» **Rows from a figure dataset**:
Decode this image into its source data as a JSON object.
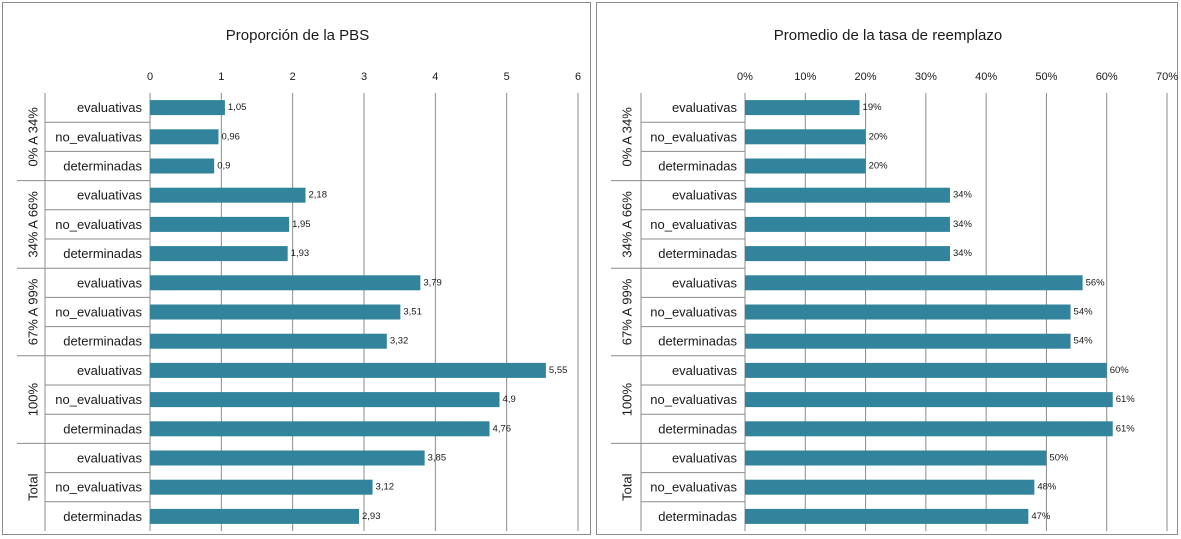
{
  "bar_color": "#31849B",
  "grid_color": "#8c8c8c",
  "chart_data": [
    {
      "type": "bar",
      "orientation": "horizontal",
      "title": "Proporción de la PBS",
      "xlim": [
        0,
        6
      ],
      "x_ticks": [
        0,
        1,
        2,
        3,
        4,
        5,
        6
      ],
      "x_tick_labels": [
        "0",
        "1",
        "2",
        "3",
        "4",
        "5",
        "6"
      ],
      "grid": true,
      "groups": [
        {
          "label": "0% A 34%",
          "categories": [
            "evaluativas",
            "no_evaluativas",
            "determinadas"
          ],
          "values": [
            1.05,
            0.96,
            0.9
          ],
          "labels": [
            "1,05",
            "0,96",
            "0,9"
          ]
        },
        {
          "label": "34% A 66%",
          "categories": [
            "evaluativas",
            "no_evaluativas",
            "determinadas"
          ],
          "values": [
            2.18,
            1.95,
            1.93
          ],
          "labels": [
            "2,18",
            "1,95",
            "1,93"
          ]
        },
        {
          "label": "67% A 99%",
          "categories": [
            "evaluativas",
            "no_evaluativas",
            "determinadas"
          ],
          "values": [
            3.79,
            3.51,
            3.32
          ],
          "labels": [
            "3,79",
            "3,51",
            "3,32"
          ]
        },
        {
          "label": "100%",
          "categories": [
            "evaluativas",
            "no_evaluativas",
            "determinadas"
          ],
          "values": [
            5.55,
            4.9,
            4.76
          ],
          "labels": [
            "5,55",
            "4,9",
            "4,76"
          ]
        },
        {
          "label": "Total",
          "categories": [
            "evaluativas",
            "no_evaluativas",
            "determinadas"
          ],
          "values": [
            3.85,
            3.12,
            2.93
          ],
          "labels": [
            "3,85",
            "3,12",
            "2,93"
          ]
        }
      ]
    },
    {
      "type": "bar",
      "orientation": "horizontal",
      "title": "Promedio de la tasa de reemplazo",
      "xlim": [
        0,
        0.7
      ],
      "x_ticks": [
        0,
        0.1,
        0.2,
        0.3,
        0.4,
        0.5,
        0.6,
        0.7
      ],
      "x_tick_labels": [
        "0%",
        "10%",
        "20%",
        "30%",
        "40%",
        "50%",
        "60%",
        "70%"
      ],
      "grid": true,
      "groups": [
        {
          "label": "0% A 34%",
          "categories": [
            "evaluativas",
            "no_evaluativas",
            "determinadas"
          ],
          "values": [
            0.19,
            0.2,
            0.2
          ],
          "labels": [
            "19%",
            "20%",
            "20%"
          ]
        },
        {
          "label": "34% A 66%",
          "categories": [
            "evaluativas",
            "no_evaluativas",
            "determinadas"
          ],
          "values": [
            0.34,
            0.34,
            0.34
          ],
          "labels": [
            "34%",
            "34%",
            "34%"
          ]
        },
        {
          "label": "67% A 99%",
          "categories": [
            "evaluativas",
            "no_evaluativas",
            "determinadas"
          ],
          "values": [
            0.56,
            0.54,
            0.54
          ],
          "labels": [
            "56%",
            "54%",
            "54%"
          ]
        },
        {
          "label": "100%",
          "categories": [
            "evaluativas",
            "no_evaluativas",
            "determinadas"
          ],
          "values": [
            0.6,
            0.61,
            0.61
          ],
          "labels": [
            "60%",
            "61%",
            "61%"
          ]
        },
        {
          "label": "Total",
          "categories": [
            "evaluativas",
            "no_evaluativas",
            "determinadas"
          ],
          "values": [
            0.5,
            0.48,
            0.47
          ],
          "labels": [
            "50%",
            "48%",
            "47%"
          ]
        }
      ]
    }
  ]
}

» **Description of the task**: Transcribe each entry precisely as given, leaving the pictures out.

» **Result**:
Decode this image into its source data as a JSON object.
{
  "bar_color": "#31849B",
  "grid_color": "#8c8c8c",
  "chart_data": [
    {
      "type": "bar",
      "orientation": "horizontal",
      "title": "Proporción de la PBS",
      "xlim": [
        0,
        6
      ],
      "x_ticks": [
        0,
        1,
        2,
        3,
        4,
        5,
        6
      ],
      "x_tick_labels": [
        "0",
        "1",
        "2",
        "3",
        "4",
        "5",
        "6"
      ],
      "grid": true,
      "groups": [
        {
          "label": "0% A 34%",
          "categories": [
            "evaluativas",
            "no_evaluativas",
            "determinadas"
          ],
          "values": [
            1.05,
            0.96,
            0.9
          ],
          "labels": [
            "1,05",
            "0,96",
            "0,9"
          ]
        },
        {
          "label": "34% A 66%",
          "categories": [
            "evaluativas",
            "no_evaluativas",
            "determinadas"
          ],
          "values": [
            2.18,
            1.95,
            1.93
          ],
          "labels": [
            "2,18",
            "1,95",
            "1,93"
          ]
        },
        {
          "label": "67% A 99%",
          "categories": [
            "evaluativas",
            "no_evaluativas",
            "determinadas"
          ],
          "values": [
            3.79,
            3.51,
            3.32
          ],
          "labels": [
            "3,79",
            "3,51",
            "3,32"
          ]
        },
        {
          "label": "100%",
          "categories": [
            "evaluativas",
            "no_evaluativas",
            "determinadas"
          ],
          "values": [
            5.55,
            4.9,
            4.76
          ],
          "labels": [
            "5,55",
            "4,9",
            "4,76"
          ]
        },
        {
          "label": "Total",
          "categories": [
            "evaluativas",
            "no_evaluativas",
            "determinadas"
          ],
          "values": [
            3.85,
            3.12,
            2.93
          ],
          "labels": [
            "3,85",
            "3,12",
            "2,93"
          ]
        }
      ]
    },
    {
      "type": "bar",
      "orientation": "horizontal",
      "title": "Promedio de la tasa de reemplazo",
      "xlim": [
        0,
        0.7
      ],
      "x_ticks": [
        0,
        0.1,
        0.2,
        0.3,
        0.4,
        0.5,
        0.6,
        0.7
      ],
      "x_tick_labels": [
        "0%",
        "10%",
        "20%",
        "30%",
        "40%",
        "50%",
        "60%",
        "70%"
      ],
      "grid": true,
      "groups": [
        {
          "label": "0% A 34%",
          "categories": [
            "evaluativas",
            "no_evaluativas",
            "determinadas"
          ],
          "values": [
            0.19,
            0.2,
            0.2
          ],
          "labels": [
            "19%",
            "20%",
            "20%"
          ]
        },
        {
          "label": "34% A 66%",
          "categories": [
            "evaluativas",
            "no_evaluativas",
            "determinadas"
          ],
          "values": [
            0.34,
            0.34,
            0.34
          ],
          "labels": [
            "34%",
            "34%",
            "34%"
          ]
        },
        {
          "label": "67% A 99%",
          "categories": [
            "evaluativas",
            "no_evaluativas",
            "determinadas"
          ],
          "values": [
            0.56,
            0.54,
            0.54
          ],
          "labels": [
            "56%",
            "54%",
            "54%"
          ]
        },
        {
          "label": "100%",
          "categories": [
            "evaluativas",
            "no_evaluativas",
            "determinadas"
          ],
          "values": [
            0.6,
            0.61,
            0.61
          ],
          "labels": [
            "60%",
            "61%",
            "61%"
          ]
        },
        {
          "label": "Total",
          "categories": [
            "evaluativas",
            "no_evaluativas",
            "determinadas"
          ],
          "values": [
            0.5,
            0.48,
            0.47
          ],
          "labels": [
            "50%",
            "48%",
            "47%"
          ]
        }
      ]
    }
  ]
}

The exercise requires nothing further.